Dataset extract:
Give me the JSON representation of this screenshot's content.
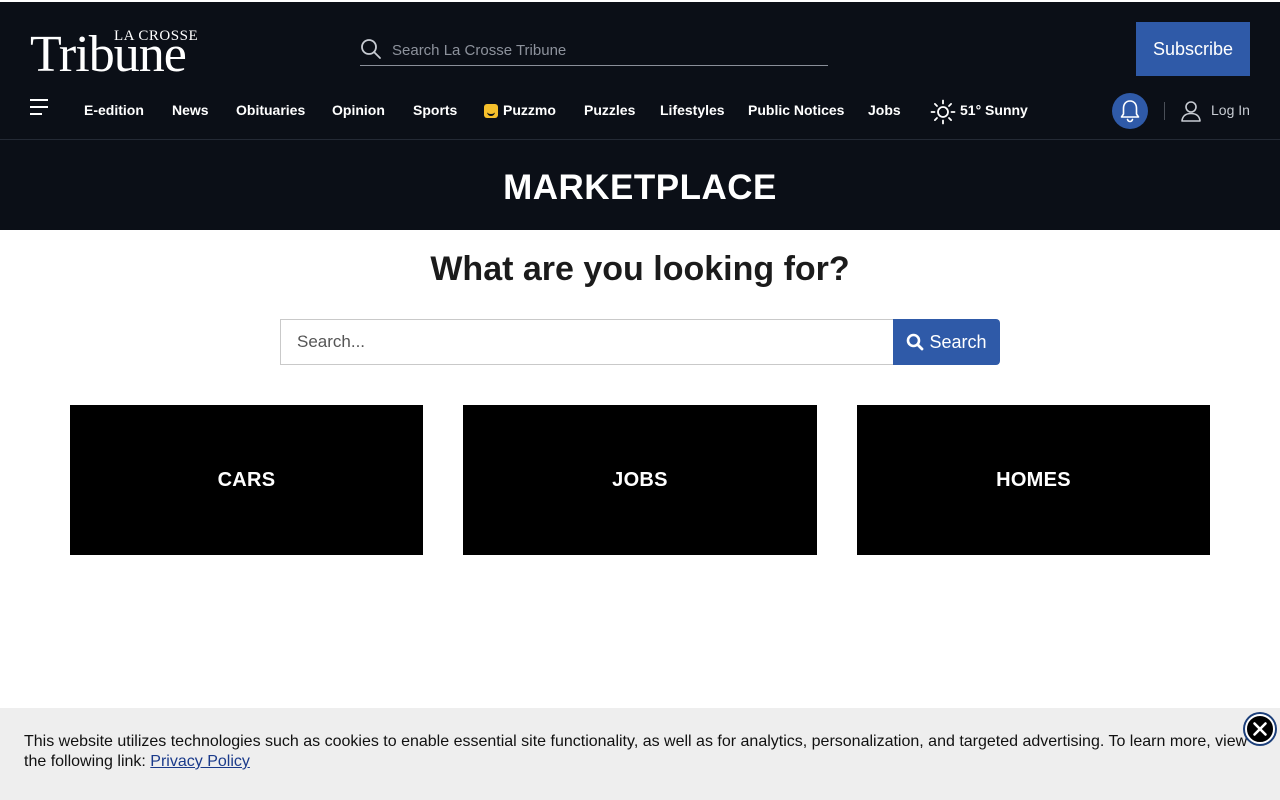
{
  "brand": {
    "logo_top": "LA CROSSE",
    "logo_main": "Tribune"
  },
  "header": {
    "search_placeholder": "Search La Crosse Tribune",
    "subscribe_label": "Subscribe"
  },
  "nav": {
    "items": [
      "E-edition",
      "News",
      "Obituaries",
      "Opinion",
      "Sports",
      "Puzzmo",
      "Puzzles",
      "Lifestyles",
      "Public Notices",
      "Jobs"
    ],
    "weather": "51° Sunny",
    "login_label": "Log In"
  },
  "page": {
    "title": "MARKETPLACE",
    "question": "What are you looking for?",
    "search_placeholder": "Search...",
    "search_button": "Search"
  },
  "tiles": [
    "CARS",
    "JOBS",
    "HOMES"
  ],
  "cookie_banner": {
    "text": "This website utilizes technologies such as cookies to enable essential site functionality, as well as for analytics, personalization, and targeted advertising. To learn more, view the following link: ",
    "link_text": "Privacy Policy"
  },
  "colors": {
    "header_bg": "#0b0f17",
    "accent_blue": "#2f5aa8",
    "tile_bg": "#000000",
    "cookie_bg": "#eeeeee"
  },
  "icons": [
    "search-icon",
    "menu-icon",
    "puzzmo-icon",
    "sun-icon",
    "bell-icon",
    "user-icon",
    "close-icon"
  ]
}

What you need to do:
Repeat the entries exactly. Pictures are excluded from the copy.

Expected answer:
Give me the JSON representation of this screenshot's content.
{
  "brand": {
    "logo_top": "LA CROSSE",
    "logo_main": "Tribune"
  },
  "header": {
    "search_placeholder": "Search La Crosse Tribune",
    "subscribe_label": "Subscribe"
  },
  "nav": {
    "items": [
      "E-edition",
      "News",
      "Obituaries",
      "Opinion",
      "Sports",
      "Puzzmo",
      "Puzzles",
      "Lifestyles",
      "Public Notices",
      "Jobs"
    ],
    "weather": "51° Sunny",
    "login_label": "Log In"
  },
  "page": {
    "title": "MARKETPLACE",
    "question": "What are you looking for?",
    "search_placeholder": "Search...",
    "search_button": "Search"
  },
  "tiles": [
    "CARS",
    "JOBS",
    "HOMES"
  ],
  "cookie_banner": {
    "text": "This website utilizes technologies such as cookies to enable essential site functionality, as well as for analytics, personalization, and targeted advertising. To learn more, view the following link: ",
    "link_text": "Privacy Policy"
  },
  "colors": {
    "header_bg": "#0b0f17",
    "accent_blue": "#2f5aa8",
    "tile_bg": "#000000",
    "cookie_bg": "#eeeeee"
  },
  "icons": [
    "search-icon",
    "menu-icon",
    "puzzmo-icon",
    "sun-icon",
    "bell-icon",
    "user-icon",
    "close-icon"
  ]
}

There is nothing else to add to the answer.